→ **DO THIS**
Look through the data below and count each line where the word "在英语中" appears. Reply with the count alone.

→ **DATASET CONTENT**
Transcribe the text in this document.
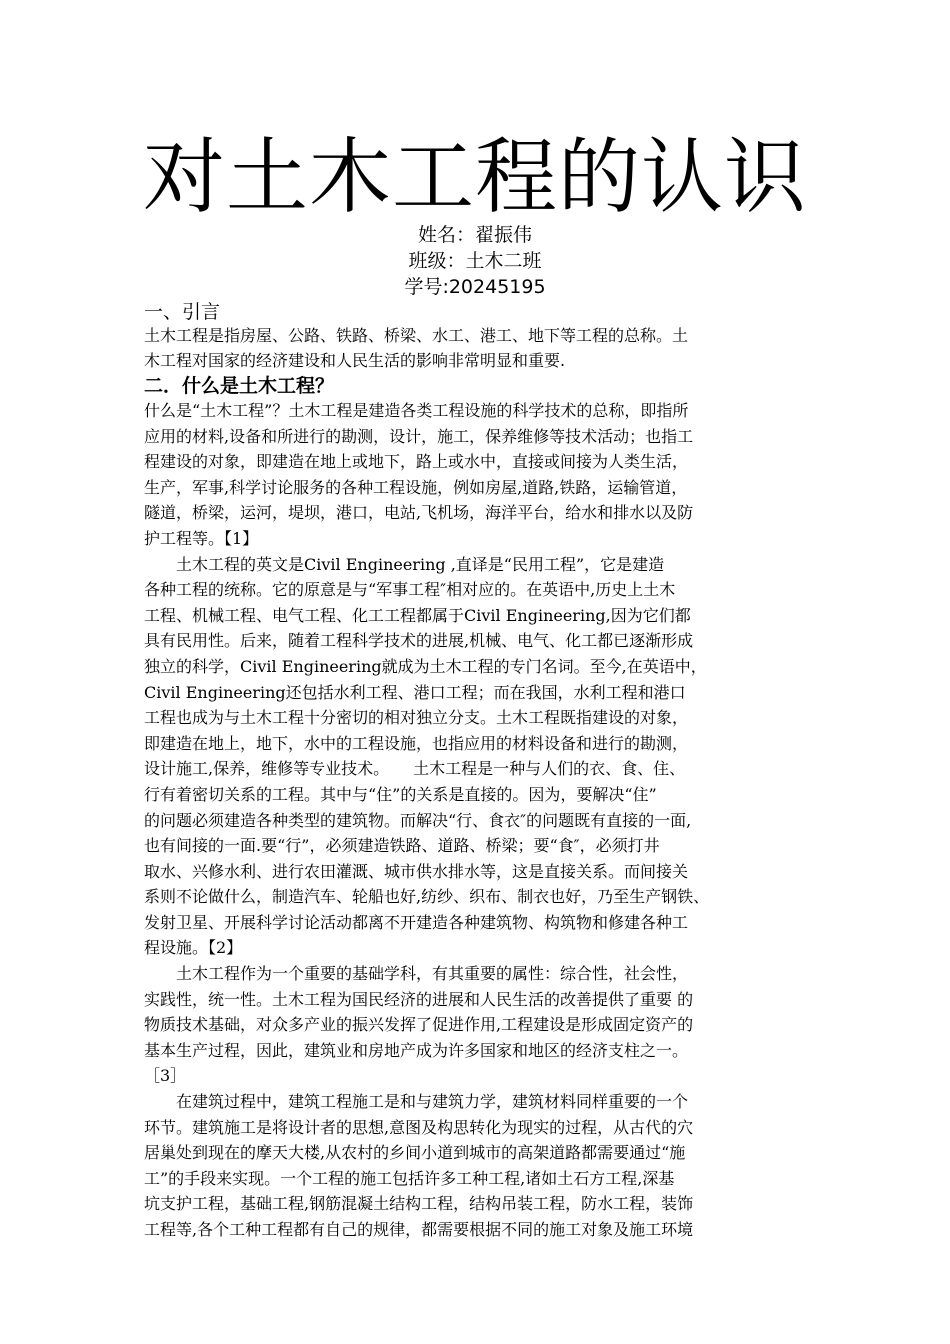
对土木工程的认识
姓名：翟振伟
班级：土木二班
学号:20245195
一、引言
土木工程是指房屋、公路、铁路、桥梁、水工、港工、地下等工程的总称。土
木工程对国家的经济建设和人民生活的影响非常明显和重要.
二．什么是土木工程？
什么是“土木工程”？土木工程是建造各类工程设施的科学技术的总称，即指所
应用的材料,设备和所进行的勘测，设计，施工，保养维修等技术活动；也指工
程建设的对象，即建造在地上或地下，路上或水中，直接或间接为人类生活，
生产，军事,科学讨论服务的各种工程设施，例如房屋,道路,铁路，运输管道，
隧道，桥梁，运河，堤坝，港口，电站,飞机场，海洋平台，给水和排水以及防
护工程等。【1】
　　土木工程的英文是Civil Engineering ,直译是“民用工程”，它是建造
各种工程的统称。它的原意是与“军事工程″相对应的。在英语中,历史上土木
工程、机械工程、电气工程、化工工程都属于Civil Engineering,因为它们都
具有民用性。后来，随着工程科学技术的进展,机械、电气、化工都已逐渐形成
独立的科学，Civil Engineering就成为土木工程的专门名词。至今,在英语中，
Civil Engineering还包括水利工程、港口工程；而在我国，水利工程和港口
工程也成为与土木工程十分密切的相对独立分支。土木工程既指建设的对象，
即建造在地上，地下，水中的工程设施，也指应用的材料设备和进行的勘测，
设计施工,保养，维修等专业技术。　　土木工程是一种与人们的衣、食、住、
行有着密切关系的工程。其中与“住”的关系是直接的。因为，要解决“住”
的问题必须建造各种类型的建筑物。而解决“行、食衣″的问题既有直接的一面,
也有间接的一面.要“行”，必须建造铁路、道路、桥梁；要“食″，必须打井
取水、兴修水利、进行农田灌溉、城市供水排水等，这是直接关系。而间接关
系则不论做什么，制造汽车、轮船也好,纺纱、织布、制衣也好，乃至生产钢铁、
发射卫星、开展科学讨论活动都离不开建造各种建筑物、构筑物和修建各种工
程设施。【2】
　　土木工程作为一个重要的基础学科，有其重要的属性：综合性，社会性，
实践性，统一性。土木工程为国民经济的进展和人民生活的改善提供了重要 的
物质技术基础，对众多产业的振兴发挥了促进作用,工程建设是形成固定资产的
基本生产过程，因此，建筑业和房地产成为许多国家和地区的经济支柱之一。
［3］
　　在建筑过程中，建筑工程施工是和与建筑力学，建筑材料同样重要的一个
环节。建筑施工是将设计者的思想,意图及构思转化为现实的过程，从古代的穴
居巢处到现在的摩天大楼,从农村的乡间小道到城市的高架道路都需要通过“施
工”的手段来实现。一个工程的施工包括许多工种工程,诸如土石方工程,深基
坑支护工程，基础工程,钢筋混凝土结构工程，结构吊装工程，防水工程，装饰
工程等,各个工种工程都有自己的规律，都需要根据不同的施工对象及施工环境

→ **WRITTEN ANSWER**
2